:: CONSIGNE 1 ::
Transcrivez tel quel le passage de la section du document qui s'ouvre sur les mots contenant "Il y a donc" et se clôt sur "pas mon cas.".

:: SECTION DU DOCUMENT ::

Quand on entre dans l’univers de Natan, jeune Juif forcé de quitter Berlin en 1942 pour sauver sa peau, en laissant les siens derrière lui, il nous est impossible de ne pas dévorer 40 manteaux et un bouton, un roman inspiré d’une histoire vraie, tant le héros est attachant. Et aussi parce que l’on souhaite qu’il s’en sorte, et que ces enfants qui l’accompagnent s’en sortent aussi. C’est donc l’aventure de 40 enfants qui nous est racontée ici, 40 enfants sauvés par un village d’Italie, pas très loin de la frontière avec la Suisse. Oui, sauvés par les habitants d’un village qui se sont donné la main pour que ces enfants puissent vivre en toute sécurité, tout en continuant à être des enfants, malgré la peur, malgré la guerre, malgré les chemises brunes.
Il y a donc des moments tristes, des moments gais, tous attendrissants, parce que racontés avec finesse et avec cœur. C’est d’ailleurs cette tendresse omniprésente qui donne au premier roman d’Ivan Sciapeconi toute sa force et qui le rend inoubliable.
Certains pourront trouver qu’ils ont déjà lu suffisamment sur le sujet, qu’il s’agisse de témoignages ou de romans. Ce n’est pas mon cas.
Je n’avais rien lu de Francis Dannemark depuis des années. J’ignorais même qu’il était décédé en 2021. Preuve qu’il m’arrive d’être tellement dans ma bulle que je me trouve totalement déconnectée de tout, et surtout depuis la pandémie, devrais-je ajouter. En fait, ce n’est que depuis le début de 2024 que j’écris à nouveau, que je parle à nouveau d’une partie des livres que j’ai lus, même si je manque à nouveau de temps depuis quelques semaines.

:: CONSIGNE 2 ::
Reprenez les lignes depuis leur début jusqu'à celle qui contient "The BBW control unit 9B is at (557, 863).", incluse, en remplaçant "schematic" par "diagram" sans rien modifier d'autre.

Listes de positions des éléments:
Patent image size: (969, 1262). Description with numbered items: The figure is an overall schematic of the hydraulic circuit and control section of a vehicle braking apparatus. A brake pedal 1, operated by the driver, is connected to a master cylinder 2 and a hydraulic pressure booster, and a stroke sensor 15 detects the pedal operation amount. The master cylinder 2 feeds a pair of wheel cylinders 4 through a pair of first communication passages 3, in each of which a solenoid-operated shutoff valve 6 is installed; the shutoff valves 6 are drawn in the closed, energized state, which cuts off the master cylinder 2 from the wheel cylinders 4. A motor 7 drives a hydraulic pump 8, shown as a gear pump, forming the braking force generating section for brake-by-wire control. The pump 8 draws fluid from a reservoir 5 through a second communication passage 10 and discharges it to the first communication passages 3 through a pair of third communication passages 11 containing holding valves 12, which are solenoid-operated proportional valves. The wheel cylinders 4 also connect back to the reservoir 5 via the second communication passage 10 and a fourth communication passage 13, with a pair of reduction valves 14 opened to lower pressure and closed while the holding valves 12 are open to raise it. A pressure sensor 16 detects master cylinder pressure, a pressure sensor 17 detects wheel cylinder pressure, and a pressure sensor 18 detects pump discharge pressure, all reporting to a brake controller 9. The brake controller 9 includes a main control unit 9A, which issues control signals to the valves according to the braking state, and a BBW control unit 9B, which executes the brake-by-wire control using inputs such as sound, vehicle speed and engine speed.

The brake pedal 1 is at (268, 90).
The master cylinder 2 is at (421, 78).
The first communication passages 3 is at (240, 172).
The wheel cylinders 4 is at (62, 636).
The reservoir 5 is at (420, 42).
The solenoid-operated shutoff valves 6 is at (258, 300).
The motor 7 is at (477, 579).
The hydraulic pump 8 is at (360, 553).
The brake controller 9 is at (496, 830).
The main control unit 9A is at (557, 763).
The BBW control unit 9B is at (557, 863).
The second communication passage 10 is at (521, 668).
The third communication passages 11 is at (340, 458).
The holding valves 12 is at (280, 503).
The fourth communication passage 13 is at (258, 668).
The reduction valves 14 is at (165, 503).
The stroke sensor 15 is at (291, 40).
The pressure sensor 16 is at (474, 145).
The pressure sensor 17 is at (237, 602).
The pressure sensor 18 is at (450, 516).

:: RÉPONSE 1 ::
Il y a donc des moments tristes, des moments gais, tous attendrissants, parce que racontés avec finesse et avec cœur. C’est d’ailleurs cette tendresse omniprésente qui donne au premier roman d’Ivan Sciapeconi toute sa force et qui le rend inoubliable.
Certains pourront trouver qu’ils ont déjà lu suffisamment sur le sujet, qu’il s’agisse de témoignages ou de romans. Ce n’est pas mon cas.

:: RÉPONSE 2 ::
Patent image size: (969, 1262). Description with numbered items: The figure is an overall diagram of the hydraulic circuit and control section of a vehicle braking apparatus. A brake pedal 1, operated by the driver, is connected to a master cylinder 2 and a hydraulic pressure booster, and a stroke sensor 15 detects the pedal operation amount. The master cylinder 2 feeds a pair of wheel cylinders 4 through a pair of first communication passages 3, in each of which a solenoid-operated shutoff valve 6 is installed; the shutoff valves 6 are drawn in the closed, energized state, which cuts off the master cylinder 2 from the wheel cylinders 4. A motor 7 drives a hydraulic pump 8, shown as a gear pump, forming the braking force generating section for brake-by-wire control. The pump 8 draws fluid from a reservoir 5 through a second communication passage 10 and discharges it to the first communication passages 3 through a pair of third communication passages 11 containing holding valves 12, which are solenoid-operated proportional valves. The wheel cylinders 4 also connect back to the reservoir 5 via the second communication passage 10 and a fourth communication passage 13, with a pair of reduction valves 14 opened to lower pressure and closed while the holding valves 12 are open to raise it. A pressure sensor 16 detects master cylinder pressure, a pressure sensor 17 detects wheel cylinder pressure, and a pressure sensor 18 detects pump discharge pressure, all reporting to a brake controller 9. The brake controller 9 includes a main control unit 9A, which issues control signals to the valves according to the braking state, and a BBW control unit 9B, which executes the brake-by-wire control using inputs such as sound, vehicle speed and engine speed.

The brake pedal 1 is at (268, 90).
The master cylinder 2 is at (421, 78).
The first communication passages 3 is at (240, 172).
The wheel cylinders 4 is at (62, 636).
The reservoir 5 is at (420, 42).
The solenoid-operated shutoff valves 6 is at (258, 300).
The motor 7 is at (477, 579).
The hydraulic pump 8 is at (360, 553).
The brake controller 9 is at (496, 830).
The main control unit 9A is at (557, 763).
The BBW control unit 9B is at (557, 863).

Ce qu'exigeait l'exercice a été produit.